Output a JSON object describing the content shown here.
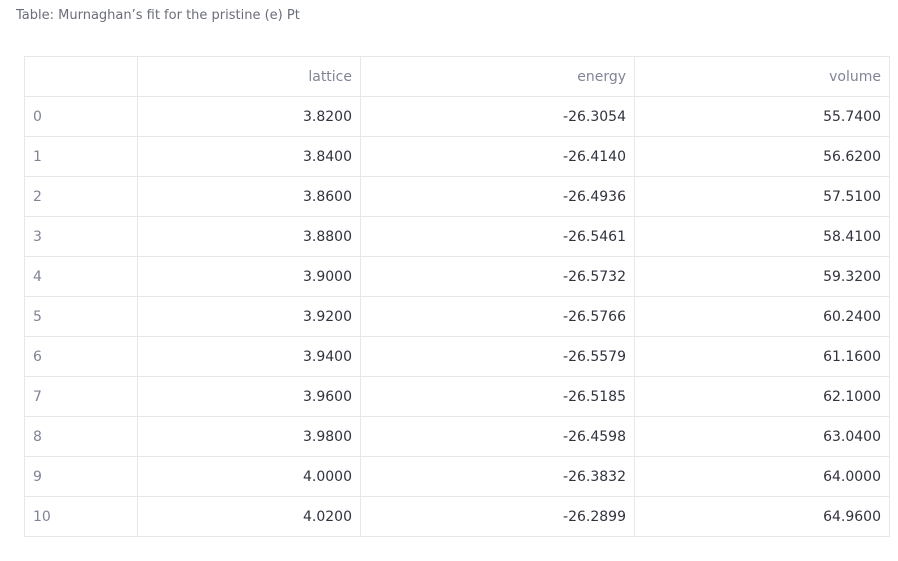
{
  "caption": "Table: Murnaghan’s fit for the pristine (e) Pt",
  "table": {
    "headers": [
      "",
      "lattice",
      "energy",
      "volume"
    ],
    "rows": [
      {
        "index": "0",
        "lattice": "3.8200",
        "energy": "-26.3054",
        "volume": "55.7400"
      },
      {
        "index": "1",
        "lattice": "3.8400",
        "energy": "-26.4140",
        "volume": "56.6200"
      },
      {
        "index": "2",
        "lattice": "3.8600",
        "energy": "-26.4936",
        "volume": "57.5100"
      },
      {
        "index": "3",
        "lattice": "3.8800",
        "energy": "-26.5461",
        "volume": "58.4100"
      },
      {
        "index": "4",
        "lattice": "3.9000",
        "energy": "-26.5732",
        "volume": "59.3200"
      },
      {
        "index": "5",
        "lattice": "3.9200",
        "energy": "-26.5766",
        "volume": "60.2400"
      },
      {
        "index": "6",
        "lattice": "3.9400",
        "energy": "-26.5579",
        "volume": "61.1600"
      },
      {
        "index": "7",
        "lattice": "3.9600",
        "energy": "-26.5185",
        "volume": "62.1000"
      },
      {
        "index": "8",
        "lattice": "3.9800",
        "energy": "-26.4598",
        "volume": "63.0400"
      },
      {
        "index": "9",
        "lattice": "4.0000",
        "energy": "-26.3832",
        "volume": "64.0000"
      },
      {
        "index": "10",
        "lattice": "4.0200",
        "energy": "-26.2899",
        "volume": "64.9600"
      }
    ]
  }
}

• _Goal_: Write every entry out again exactly, dropping the pictures.

• _Response to the task_:
Output a JSON object describing the content shown here.
{
  "caption": "Table: Murnaghan’s fit for the pristine (e) Pt",
  "table": {
    "headers": [
      "",
      "lattice",
      "energy",
      "volume"
    ],
    "rows": [
      {
        "index": "0",
        "lattice": "3.8200",
        "energy": "-26.3054",
        "volume": "55.7400"
      },
      {
        "index": "1",
        "lattice": "3.8400",
        "energy": "-26.4140",
        "volume": "56.6200"
      },
      {
        "index": "2",
        "lattice": "3.8600",
        "energy": "-26.4936",
        "volume": "57.5100"
      },
      {
        "index": "3",
        "lattice": "3.8800",
        "energy": "-26.5461",
        "volume": "58.4100"
      },
      {
        "index": "4",
        "lattice": "3.9000",
        "energy": "-26.5732",
        "volume": "59.3200"
      },
      {
        "index": "5",
        "lattice": "3.9200",
        "energy": "-26.5766",
        "volume": "60.2400"
      },
      {
        "index": "6",
        "lattice": "3.9400",
        "energy": "-26.5579",
        "volume": "61.1600"
      },
      {
        "index": "7",
        "lattice": "3.9600",
        "energy": "-26.5185",
        "volume": "62.1000"
      },
      {
        "index": "8",
        "lattice": "3.9800",
        "energy": "-26.4598",
        "volume": "63.0400"
      },
      {
        "index": "9",
        "lattice": "4.0000",
        "energy": "-26.3832",
        "volume": "64.0000"
      },
      {
        "index": "10",
        "lattice": "4.0200",
        "energy": "-26.2899",
        "volume": "64.9600"
      }
    ]
  }
}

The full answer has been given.